▶ _WHAT THE TASK ASKS_: Copy the data precisely, character for character, and leave out every picture.

***** RECORD EXTRACTS *****

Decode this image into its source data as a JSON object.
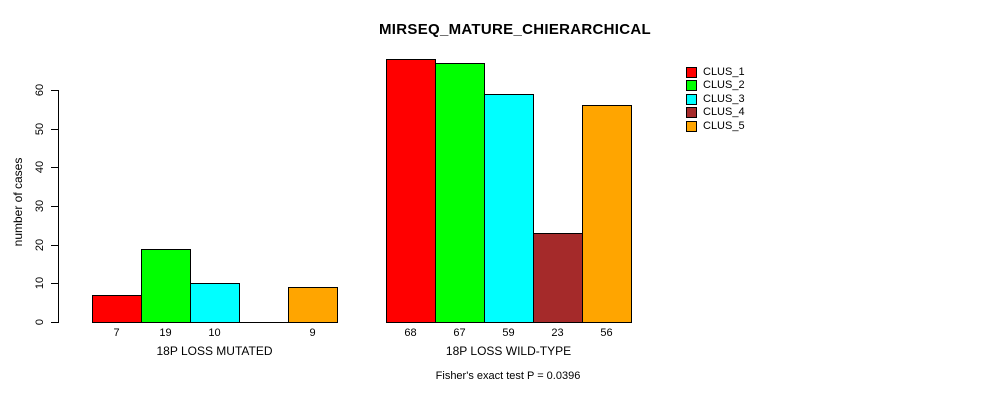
{
  "chart_data": {
    "type": "bar",
    "title": "MIRSEQ_MATURE_CHIERARCHICAL",
    "ylabel": "number of cases",
    "xlabel": "",
    "ylim": [
      0,
      60
    ],
    "yticks": [
      0,
      10,
      20,
      30,
      40,
      50,
      60
    ],
    "grid": false,
    "legend_position": "right",
    "series": [
      {
        "name": "CLUS_1",
        "color": "#FF0000"
      },
      {
        "name": "CLUS_2",
        "color": "#00FF00"
      },
      {
        "name": "CLUS_3",
        "color": "#00FFFF"
      },
      {
        "name": "CLUS_4",
        "color": "#A52A2A"
      },
      {
        "name": "CLUS_5",
        "color": "#FFA500"
      }
    ],
    "groups": [
      {
        "label": "18P LOSS MUTATED",
        "values": [
          7,
          19,
          10,
          0,
          9
        ],
        "bar_labels": [
          "7",
          "19",
          "10",
          "",
          "9"
        ]
      },
      {
        "label": "18P LOSS WILD-TYPE",
        "values": [
          68,
          67,
          59,
          23,
          56
        ],
        "bar_labels": [
          "68",
          "67",
          "59",
          "23",
          "56"
        ]
      }
    ],
    "caption": "Fisher's exact test P = 0.0396"
  }
}
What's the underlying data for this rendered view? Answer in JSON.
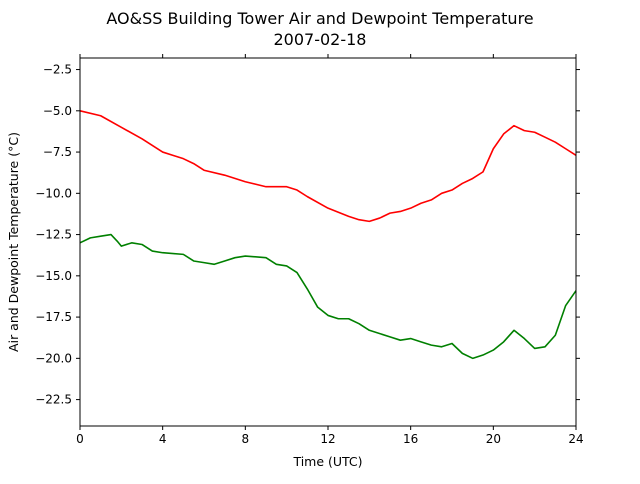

*****

▶ _COMPLETED TASK_:
Decode this image into its source data as a JSON object.
{
  "chart_data": {
    "type": "bar",
    "title": "MIRSEQ_MATURE_CHIERARCHICAL",
    "ylabel": "number of cases",
    "xlabel": "",
    "ylim": [
      0,
      60
    ],
    "yticks": [
      0,
      10,
      20,
      30,
      40,
      50,
      60
    ],
    "grid": false,
    "legend_position": "right",
    "series": [
      {
        "name": "CLUS_1",
        "color": "#FF0000"
      },
      {
        "name": "CLUS_2",
        "color": "#00FF00"
      },
      {
        "name": "CLUS_3",
        "color": "#00FFFF"
      },
      {
        "name": "CLUS_4",
        "color": "#A52A2A"
      },
      {
        "name": "CLUS_5",
        "color": "#FFA500"
      }
    ],
    "groups": [
      {
        "label": "18P LOSS MUTATED",
        "values": [
          7,
          19,
          10,
          0,
          9
        ],
        "bar_labels": [
          "7",
          "19",
          "10",
          "",
          "9"
        ]
      },
      {
        "label": "18P LOSS WILD-TYPE",
        "values": [
          68,
          67,
          59,
          23,
          56
        ],
        "bar_labels": [
          "68",
          "67",
          "59",
          "23",
          "56"
        ]
      }
    ],
    "caption": "Fisher's exact test P = 0.0396"
  }
}
What's the underlying data for this rendered view? Answer in JSON.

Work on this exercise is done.